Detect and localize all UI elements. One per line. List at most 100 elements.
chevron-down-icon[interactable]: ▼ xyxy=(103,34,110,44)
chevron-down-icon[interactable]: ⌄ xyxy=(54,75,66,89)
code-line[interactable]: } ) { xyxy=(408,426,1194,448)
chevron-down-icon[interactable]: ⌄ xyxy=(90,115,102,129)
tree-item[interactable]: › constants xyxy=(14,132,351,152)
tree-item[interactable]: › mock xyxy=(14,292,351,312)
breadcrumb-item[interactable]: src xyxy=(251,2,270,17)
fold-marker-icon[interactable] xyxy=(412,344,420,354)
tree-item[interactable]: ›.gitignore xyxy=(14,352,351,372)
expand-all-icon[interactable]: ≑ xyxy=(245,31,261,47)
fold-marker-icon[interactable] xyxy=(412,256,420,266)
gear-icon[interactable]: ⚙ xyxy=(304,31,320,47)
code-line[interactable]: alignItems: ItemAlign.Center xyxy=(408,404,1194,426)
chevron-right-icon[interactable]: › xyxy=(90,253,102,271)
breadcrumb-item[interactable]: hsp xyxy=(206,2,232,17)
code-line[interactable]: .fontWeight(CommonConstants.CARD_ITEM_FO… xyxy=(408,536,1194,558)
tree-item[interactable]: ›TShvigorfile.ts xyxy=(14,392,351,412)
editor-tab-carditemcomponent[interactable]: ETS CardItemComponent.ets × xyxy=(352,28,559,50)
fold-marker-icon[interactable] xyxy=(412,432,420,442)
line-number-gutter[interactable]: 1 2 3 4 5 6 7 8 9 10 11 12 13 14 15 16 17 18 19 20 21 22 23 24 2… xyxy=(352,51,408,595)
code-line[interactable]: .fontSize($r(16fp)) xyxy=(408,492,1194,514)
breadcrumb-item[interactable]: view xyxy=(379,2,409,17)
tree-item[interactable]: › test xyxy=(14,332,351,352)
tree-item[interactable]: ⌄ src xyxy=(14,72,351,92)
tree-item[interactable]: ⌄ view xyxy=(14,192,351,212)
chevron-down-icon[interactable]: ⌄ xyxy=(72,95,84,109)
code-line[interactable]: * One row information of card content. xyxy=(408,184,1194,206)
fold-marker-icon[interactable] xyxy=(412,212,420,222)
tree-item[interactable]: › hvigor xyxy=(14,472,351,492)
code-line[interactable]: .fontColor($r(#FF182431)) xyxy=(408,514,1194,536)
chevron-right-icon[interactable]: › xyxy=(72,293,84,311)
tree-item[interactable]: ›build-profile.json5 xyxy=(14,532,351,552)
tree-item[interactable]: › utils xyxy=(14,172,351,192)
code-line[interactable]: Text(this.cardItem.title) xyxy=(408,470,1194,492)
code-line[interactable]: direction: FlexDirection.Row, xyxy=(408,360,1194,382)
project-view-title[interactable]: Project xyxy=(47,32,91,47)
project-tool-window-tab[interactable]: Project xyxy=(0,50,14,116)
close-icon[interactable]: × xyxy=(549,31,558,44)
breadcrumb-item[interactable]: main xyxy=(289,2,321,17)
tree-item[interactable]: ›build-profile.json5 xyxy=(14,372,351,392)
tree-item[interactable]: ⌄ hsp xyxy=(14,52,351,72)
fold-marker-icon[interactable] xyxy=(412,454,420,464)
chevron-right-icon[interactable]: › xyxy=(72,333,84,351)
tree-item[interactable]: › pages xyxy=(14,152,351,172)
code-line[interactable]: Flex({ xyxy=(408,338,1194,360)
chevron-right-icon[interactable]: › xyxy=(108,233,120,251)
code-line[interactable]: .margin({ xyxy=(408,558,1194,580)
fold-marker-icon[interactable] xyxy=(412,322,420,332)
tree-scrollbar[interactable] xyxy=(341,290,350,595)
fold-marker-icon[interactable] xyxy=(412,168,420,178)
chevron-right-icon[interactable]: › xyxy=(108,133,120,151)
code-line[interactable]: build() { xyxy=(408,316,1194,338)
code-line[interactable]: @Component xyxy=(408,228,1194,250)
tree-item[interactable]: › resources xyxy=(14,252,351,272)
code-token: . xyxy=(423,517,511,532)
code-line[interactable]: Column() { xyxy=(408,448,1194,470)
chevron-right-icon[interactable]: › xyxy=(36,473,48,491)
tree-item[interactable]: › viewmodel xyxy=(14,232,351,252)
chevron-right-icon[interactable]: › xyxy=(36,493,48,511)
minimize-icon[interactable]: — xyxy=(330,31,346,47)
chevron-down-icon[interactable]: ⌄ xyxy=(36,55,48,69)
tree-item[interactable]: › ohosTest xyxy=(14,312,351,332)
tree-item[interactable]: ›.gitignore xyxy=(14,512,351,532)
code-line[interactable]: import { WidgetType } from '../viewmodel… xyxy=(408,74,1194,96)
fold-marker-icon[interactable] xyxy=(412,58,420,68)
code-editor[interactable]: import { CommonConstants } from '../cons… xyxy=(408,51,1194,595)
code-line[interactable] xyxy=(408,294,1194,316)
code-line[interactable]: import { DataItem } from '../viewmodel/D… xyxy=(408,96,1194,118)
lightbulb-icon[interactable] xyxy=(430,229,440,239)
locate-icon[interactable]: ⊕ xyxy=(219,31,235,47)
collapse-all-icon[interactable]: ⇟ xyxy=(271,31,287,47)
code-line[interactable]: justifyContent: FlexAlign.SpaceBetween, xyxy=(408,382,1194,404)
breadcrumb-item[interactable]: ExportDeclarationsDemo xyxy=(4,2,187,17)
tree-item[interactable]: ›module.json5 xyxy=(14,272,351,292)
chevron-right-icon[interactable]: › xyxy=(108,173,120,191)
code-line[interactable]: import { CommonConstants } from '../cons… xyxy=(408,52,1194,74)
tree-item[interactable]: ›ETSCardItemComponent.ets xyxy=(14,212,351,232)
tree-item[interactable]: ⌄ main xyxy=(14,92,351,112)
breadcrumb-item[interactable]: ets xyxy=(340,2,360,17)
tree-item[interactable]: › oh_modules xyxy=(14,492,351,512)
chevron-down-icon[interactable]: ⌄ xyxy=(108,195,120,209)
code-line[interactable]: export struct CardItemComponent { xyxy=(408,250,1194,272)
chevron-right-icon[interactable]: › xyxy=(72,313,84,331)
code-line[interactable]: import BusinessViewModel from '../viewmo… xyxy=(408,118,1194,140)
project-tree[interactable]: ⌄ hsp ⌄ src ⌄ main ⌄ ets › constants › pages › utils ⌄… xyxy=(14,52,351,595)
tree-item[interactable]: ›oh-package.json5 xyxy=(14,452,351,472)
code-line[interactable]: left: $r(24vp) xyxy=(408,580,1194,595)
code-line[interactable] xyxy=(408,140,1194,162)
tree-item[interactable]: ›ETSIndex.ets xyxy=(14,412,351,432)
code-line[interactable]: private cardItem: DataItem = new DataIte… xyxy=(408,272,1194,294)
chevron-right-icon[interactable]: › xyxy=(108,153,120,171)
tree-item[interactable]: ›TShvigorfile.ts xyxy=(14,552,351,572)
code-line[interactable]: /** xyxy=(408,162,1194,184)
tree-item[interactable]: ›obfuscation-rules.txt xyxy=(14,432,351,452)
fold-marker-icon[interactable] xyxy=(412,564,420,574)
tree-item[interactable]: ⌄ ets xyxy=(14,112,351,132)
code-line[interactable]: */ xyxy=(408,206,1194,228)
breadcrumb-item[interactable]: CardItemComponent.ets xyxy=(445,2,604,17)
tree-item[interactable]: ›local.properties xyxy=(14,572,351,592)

SHORT TASK> Reproduce the lines above, substituting "fold-toggle-icon" for every "fold-marker-icon" and leaving all else as it is.

ANSWER TO THE EXERCISE>
Detect and localize all UI elements. One per line. List at most 100 elements.
chevron-down-icon[interactable]: ▼ xyxy=(103,34,110,44)
chevron-down-icon[interactable]: ⌄ xyxy=(54,75,66,89)
code-line[interactable]: } ) { xyxy=(408,426,1194,448)
chevron-down-icon[interactable]: ⌄ xyxy=(90,115,102,129)
tree-item[interactable]: › constants xyxy=(14,132,351,152)
tree-item[interactable]: › mock xyxy=(14,292,351,312)
breadcrumb-item[interactable]: src xyxy=(251,2,270,17)
fold-toggle-icon[interactable] xyxy=(412,344,420,354)
tree-item[interactable]: ›.gitignore xyxy=(14,352,351,372)
expand-all-icon[interactable]: ≑ xyxy=(245,31,261,47)
fold-toggle-icon[interactable] xyxy=(412,256,420,266)
gear-icon[interactable]: ⚙ xyxy=(304,31,320,47)
code-line[interactable]: alignItems: ItemAlign.Center xyxy=(408,404,1194,426)
chevron-right-icon[interactable]: › xyxy=(90,253,102,271)
breadcrumb-item[interactable]: hsp xyxy=(206,2,232,17)
code-line[interactable]: .fontWeight(CommonConstants.CARD_ITEM_FO… xyxy=(408,536,1194,558)
tree-item[interactable]: ›TShvigorfile.ts xyxy=(14,392,351,412)
editor-tab-carditemcomponent[interactable]: ETS CardItemComponent.ets × xyxy=(352,28,559,50)
fold-toggle-icon[interactable] xyxy=(412,432,420,442)
line-number-gutter[interactable]: 1 2 3 4 5 6 7 8 9 10 11 12 13 14 15 16 17 18 19 20 21 22 23 24 2… xyxy=(352,51,408,595)
code-line[interactable]: .fontSize($r(16fp)) xyxy=(408,492,1194,514)
breadcrumb-item[interactable]: view xyxy=(379,2,409,17)
tree-item[interactable]: › test xyxy=(14,332,351,352)
tree-item[interactable]: ⌄ src xyxy=(14,72,351,92)
tree-item[interactable]: ⌄ view xyxy=(14,192,351,212)
chevron-down-icon[interactable]: ⌄ xyxy=(72,95,84,109)
code-line[interactable]: * One row information of card content. xyxy=(408,184,1194,206)
fold-toggle-icon[interactable] xyxy=(412,212,420,222)
tree-item[interactable]: › hvigor xyxy=(14,472,351,492)
code-line[interactable]: .fontColor($r(#FF182431)) xyxy=(408,514,1194,536)
chevron-right-icon[interactable]: › xyxy=(72,293,84,311)
tree-item[interactable]: ›build-profile.json5 xyxy=(14,532,351,552)
tree-item[interactable]: › utils xyxy=(14,172,351,192)
code-line[interactable]: Text(this.cardItem.title) xyxy=(408,470,1194,492)
code-line[interactable]: direction: FlexDirection.Row, xyxy=(408,360,1194,382)
project-view-title[interactable]: Project xyxy=(47,32,91,47)
project-tool-window-tab[interactable]: Project xyxy=(0,50,14,116)
close-icon[interactable]: × xyxy=(549,31,558,44)
breadcrumb-item[interactable]: main xyxy=(289,2,321,17)
tree-item[interactable]: ›build-profile.json5 xyxy=(14,372,351,392)
tree-item[interactable]: ⌄ hsp xyxy=(14,52,351,72)
fold-toggle-icon[interactable] xyxy=(412,454,420,464)
chevron-right-icon[interactable]: › xyxy=(72,333,84,351)
tree-item[interactable]: › pages xyxy=(14,152,351,172)
code-line[interactable]: Flex({ xyxy=(408,338,1194,360)
chevron-right-icon[interactable]: › xyxy=(108,233,120,251)
code-line[interactable]: .margin({ xyxy=(408,558,1194,580)
fold-toggle-icon[interactable] xyxy=(412,322,420,332)
tree-scrollbar[interactable] xyxy=(341,290,350,595)
fold-toggle-icon[interactable] xyxy=(412,168,420,178)
chevron-right-icon[interactable]: › xyxy=(108,133,120,151)
code-line[interactable]: build() { xyxy=(408,316,1194,338)
code-line[interactable]: @Component xyxy=(408,228,1194,250)
tree-item[interactable]: › resources xyxy=(14,252,351,272)
code-token: . xyxy=(423,517,511,532)
code-line[interactable]: Column() { xyxy=(408,448,1194,470)
chevron-right-icon[interactable]: › xyxy=(36,473,48,491)
tree-item[interactable]: › viewmodel xyxy=(14,232,351,252)
chevron-right-icon[interactable]: › xyxy=(36,493,48,511)
minimize-icon[interactable]: — xyxy=(330,31,346,47)
chevron-down-icon[interactable]: ⌄ xyxy=(36,55,48,69)
tree-item[interactable]: › ohosTest xyxy=(14,312,351,332)
tree-item[interactable]: ›.gitignore xyxy=(14,512,351,532)
code-line[interactable]: import { WidgetType } from '../viewmodel… xyxy=(408,74,1194,96)
fold-toggle-icon[interactable] xyxy=(412,58,420,68)
code-editor[interactable]: import { CommonConstants } from '../cons… xyxy=(408,51,1194,595)
code-line[interactable] xyxy=(408,294,1194,316)
code-line[interactable]: import { DataItem } from '../viewmodel/D… xyxy=(408,96,1194,118)
lightbulb-icon[interactable] xyxy=(430,229,440,239)
locate-icon[interactable]: ⊕ xyxy=(219,31,235,47)
collapse-all-icon[interactable]: ⇟ xyxy=(271,31,287,47)
code-line[interactable]: justifyContent: FlexAlign.SpaceBetween, xyxy=(408,382,1194,404)
breadcrumb-item[interactable]: ExportDeclarationsDemo xyxy=(4,2,187,17)
tree-item[interactable]: ›module.json5 xyxy=(14,272,351,292)
chevron-right-icon[interactable]: › xyxy=(108,173,120,191)
code-line[interactable]: import { CommonConstants } from '../cons… xyxy=(408,52,1194,74)
tree-item[interactable]: ›ETSCardItemComponent.ets xyxy=(14,212,351,232)
tree-item[interactable]: ⌄ main xyxy=(14,92,351,112)
breadcrumb-item[interactable]: ets xyxy=(340,2,360,17)
tree-item[interactable]: › oh_modules xyxy=(14,492,351,512)
chevron-down-icon[interactable]: ⌄ xyxy=(108,195,120,209)
code-line[interactable]: export struct CardItemComponent { xyxy=(408,250,1194,272)
chevron-right-icon[interactable]: › xyxy=(72,313,84,331)
code-line[interactable]: import BusinessViewModel from '../viewmo… xyxy=(408,118,1194,140)
project-tree[interactable]: ⌄ hsp ⌄ src ⌄ main ⌄ ets › constants › pages › utils ⌄… xyxy=(14,52,351,595)
tree-item[interactable]: ›oh-package.json5 xyxy=(14,452,351,472)
code-line[interactable]: left: $r(24vp) xyxy=(408,580,1194,595)
code-line[interactable] xyxy=(408,140,1194,162)
tree-item[interactable]: ›ETSIndex.ets xyxy=(14,412,351,432)
code-line[interactable]: private cardItem: DataItem = new DataIte… xyxy=(408,272,1194,294)
chevron-right-icon[interactable]: › xyxy=(108,153,120,171)
tree-item[interactable]: ›TShvigorfile.ts xyxy=(14,552,351,572)
code-line[interactable]: /** xyxy=(408,162,1194,184)
tree-item[interactable]: ›obfuscation-rules.txt xyxy=(14,432,351,452)
fold-toggle-icon[interactable] xyxy=(412,564,420,574)
tree-item[interactable]: ⌄ ets xyxy=(14,112,351,132)
code-line[interactable]: */ xyxy=(408,206,1194,228)
breadcrumb-item[interactable]: CardItemComponent.ets xyxy=(445,2,604,17)
tree-item[interactable]: ›local.properties xyxy=(14,572,351,592)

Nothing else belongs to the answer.